RAW DATA:
'''

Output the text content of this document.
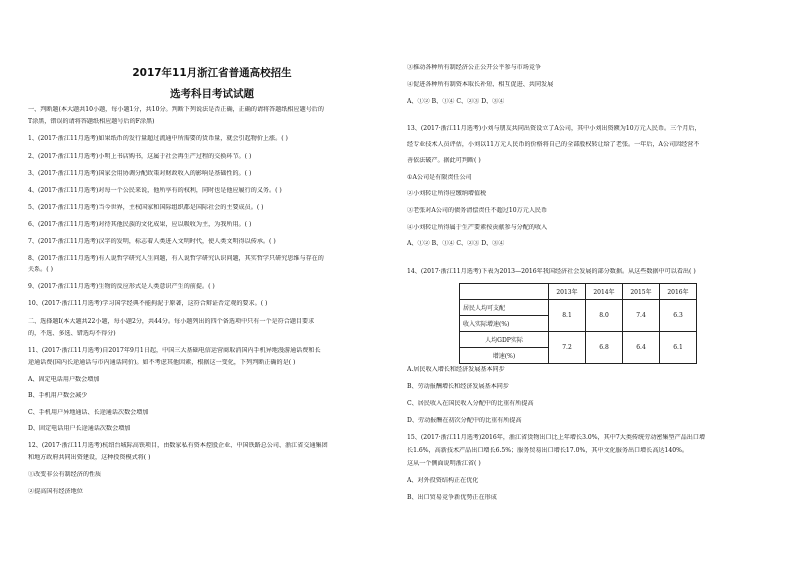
2017年11月浙江省普通高校招生
选考科目考试试题
一、判断题(本大题共10小题，每小题1分，共10分。判断下列说法是否正确，正确的请将答题纸相应题号后的
T涂黑，错误的请将答题纸相应题号后的F涂黑)
1、(2017·浙江11月选考)如果纸币的发行量超过流通中所需要的货币量，就会引起物价上涨。( )
2、(2017·浙江11月选考)小明上书店购书，这属于社会再生产过程的交换环节。( )
3、(2017·浙江11月选考)国家会用协调分配政策对财政收入的影响是基础性的。( )
4、(2017·浙江11月选考)对每一个公民来说，他所享有的权利，同时也是他应履行的义务。( )
5、(2017·浙江11月选考)当今世界，主权国家和国际组织都是国际社会的主要成员。( )
6、(2017·浙江11月选考)对待其他民族的文化成果，应以吸收为主，为我所用。( )
7、(2017·浙江11月选考)汉字的发明，标志着人类进入文明时代，使人类文明得以传承。( )
8、(2017·浙江11月选考)有人说哲学研究人生问题，有人说哲学研究认识问题，其实哲学只研究思维与存在的
关系。( )
9、(2017·浙江11月选考)生物的反应形式是人类意识产生的前提。( )
10、(2017·浙江11月选考)学习国学经典不能拘泥于原著，这符合辩证否定观的要求。( )
二、选择题Ⅰ(本大题共22小题，每小题2分，共44分。每小题列出的四个备选项中只有一个是符合题目要求
的，不选、多选、错选均不得分)
11、(2017·浙江11月选考)自2017年9月1日起，中国三大基础电信运营商取消国内手机异地漫游通话费和长
途通话费(国内长途通话与市内通话同价)。如不考虑其他因素，根据这一变化，下列判断正确的是( )
A、固定电话用户数会增加
B、手机用户数会减少
C、手机用户异地通话、长途通话次数会增加
D、固定电话用户长途通话次数会增加
12、(2017·浙江11月选考)杭绍台城际高铁项目，由数家私有资本控股企业、中国铁路总公司、浙江省交通集团
和地方政府共同出资建设，这种投资模式将( )
①改变非公有制经济的性质
②提高国有经济地位
③推动各种所有制经济公正公开公平参与市场竞争
④促进各种所有制资本取长补短、相互促进、共同发展
A、①② B、①④ C、②③ D、③④
13、(2017·浙江11月选考)小刘与朋友共同出资设立了A公司，其中小刘出资额为10万元人民币。三个月后，
经专业技术人员评估，小刘以11万元人民币的价格将自己的全部股权转让给了老张。一年后，A公司因经营不
善依法破产。据此可判断( )
①A公司是有限责任公司
②小刘转让所得应缴纳增值税
③老张对A公司的债务清偿责任不超过10万元人民币
④小刘转让所得属于生产要素按贡献参与分配的收入
A、①② B、①④ C、②③ D、③④
14、(2017·浙江11月选考)下表为2013—2016年我国经济社会发展的部分数据。从这些数据中可以看出( )
	2013年	2014年	2015年	2016年

居民人均可支配	8.1	8.0	7.4	6.3

收入实际增速(%)				

人均GDP实际	7.2	6.8	6.4	6.1

增速(%)				
A.居民收入增长和经济发展基本同步
B、劳动报酬增长和经济发展基本同步
C、居民收入在国民收入分配中的比重有所提高
D、劳动报酬在初次分配中的比重有所提高
15、(2017·浙江11月选考)2016年，浙江省货物出口比上年增长3.0%，其中7大类传统劳动密集型产品出口增
长1.6%，高新技术产品出口增长6.5%；服务贸易出口增长17.0%，其中文化服务出口增长高达140%。
这从一个侧面说明浙江省( )
A、对外投资结构正在优化
B、出口贸易竞争新优势正在形成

'''

TASK INSTRUCTIONS:
Write out every record above exactly as it stands, but leave out the pictures.

ANSWER TO THIS EXERCISE:
Output the text content of this document.
2017年11月浙江省普通高校招生
选考科目考试试题
一、判断题(本大题共10小题，每小题1分，共10分。判断下列说法是否正确，正确的请将答题纸相应题号后的
T涂黑，错误的请将答题纸相应题号后的F涂黑)
1、(2017·浙江11月选考)如果纸币的发行量超过流通中所需要的货币量，就会引起物价上涨。( )
2、(2017·浙江11月选考)小明上书店购书，这属于社会再生产过程的交换环节。( )
3、(2017·浙江11月选考)国家会用协调分配政策对财政收入的影响是基础性的。( )
4、(2017·浙江11月选考)对每一个公民来说，他所享有的权利，同时也是他应履行的义务。( )
5、(2017·浙江11月选考)当今世界，主权国家和国际组织都是国际社会的主要成员。( )
6、(2017·浙江11月选考)对待其他民族的文化成果，应以吸收为主，为我所用。( )
7、(2017·浙江11月选考)汉字的发明，标志着人类进入文明时代，使人类文明得以传承。( )
8、(2017·浙江11月选考)有人说哲学研究人生问题，有人说哲学研究认识问题，其实哲学只研究思维与存在的
关系。( )
9、(2017·浙江11月选考)生物的反应形式是人类意识产生的前提。( )
10、(2017·浙江11月选考)学习国学经典不能拘泥于原著，这符合辩证否定观的要求。( )
二、选择题Ⅰ(本大题共22小题，每小题2分，共44分。每小题列出的四个备选项中只有一个是符合题目要求
的，不选、多选、错选均不得分)
11、(2017·浙江11月选考)自2017年9月1日起，中国三大基础电信运营商取消国内手机异地漫游通话费和长
途通话费(国内长途通话与市内通话同价)。如不考虑其他因素，根据这一变化，下列判断正确的是( )
A、固定电话用户数会增加
B、手机用户数会减少
C、手机用户异地通话、长途通话次数会增加
D、固定电话用户长途通话次数会增加
12、(2017·浙江11月选考)杭绍台城际高铁项目，由数家私有资本控股企业、中国铁路总公司、浙江省交通集团
和地方政府共同出资建设，这种投资模式将( )
①改变非公有制经济的性质
②提高国有经济地位
③推动各种所有制经济公正公开公平参与市场竞争
④促进各种所有制资本取长补短、相互促进、共同发展
A、①② B、①④ C、②③ D、③④
13、(2017·浙江11月选考)小刘与朋友共同出资设立了A公司，其中小刘出资额为10万元人民币。三个月后，
经专业技术人员评估，小刘以11万元人民币的价格将自己的全部股权转让给了老张。一年后，A公司因经营不
善依法破产。据此可判断( )
①A公司是有限责任公司
②小刘转让所得应缴纳增值税
③老张对A公司的债务清偿责任不超过10万元人民币
④小刘转让所得属于生产要素按贡献参与分配的收入
A、①② B、①④ C、②③ D、③④
14、(2017·浙江11月选考)下表为2013—2016年我国经济社会发展的部分数据。从这些数据中可以看出( )
	2013年	2014年	2015年	2016年

居民人均可支配	8.1	8.0	7.4	6.3

收入实际增速(%)				

人均GDP实际	7.2	6.8	6.4	6.1

增速(%)				
A.居民收入增长和经济发展基本同步
B、劳动报酬增长和经济发展基本同步
C、居民收入在国民收入分配中的比重有所提高
D、劳动报酬在初次分配中的比重有所提高
15、(2017·浙江11月选考)2016年，浙江省货物出口比上年增长3.0%，其中7大类传统劳动密集型产品出口增
长1.6%，高新技术产品出口增长6.5%；服务贸易出口增长17.0%，其中文化服务出口增长高达140%。
这从一个侧面说明浙江省( )
A、对外投资结构正在优化
B、出口贸易竞争新优势正在形成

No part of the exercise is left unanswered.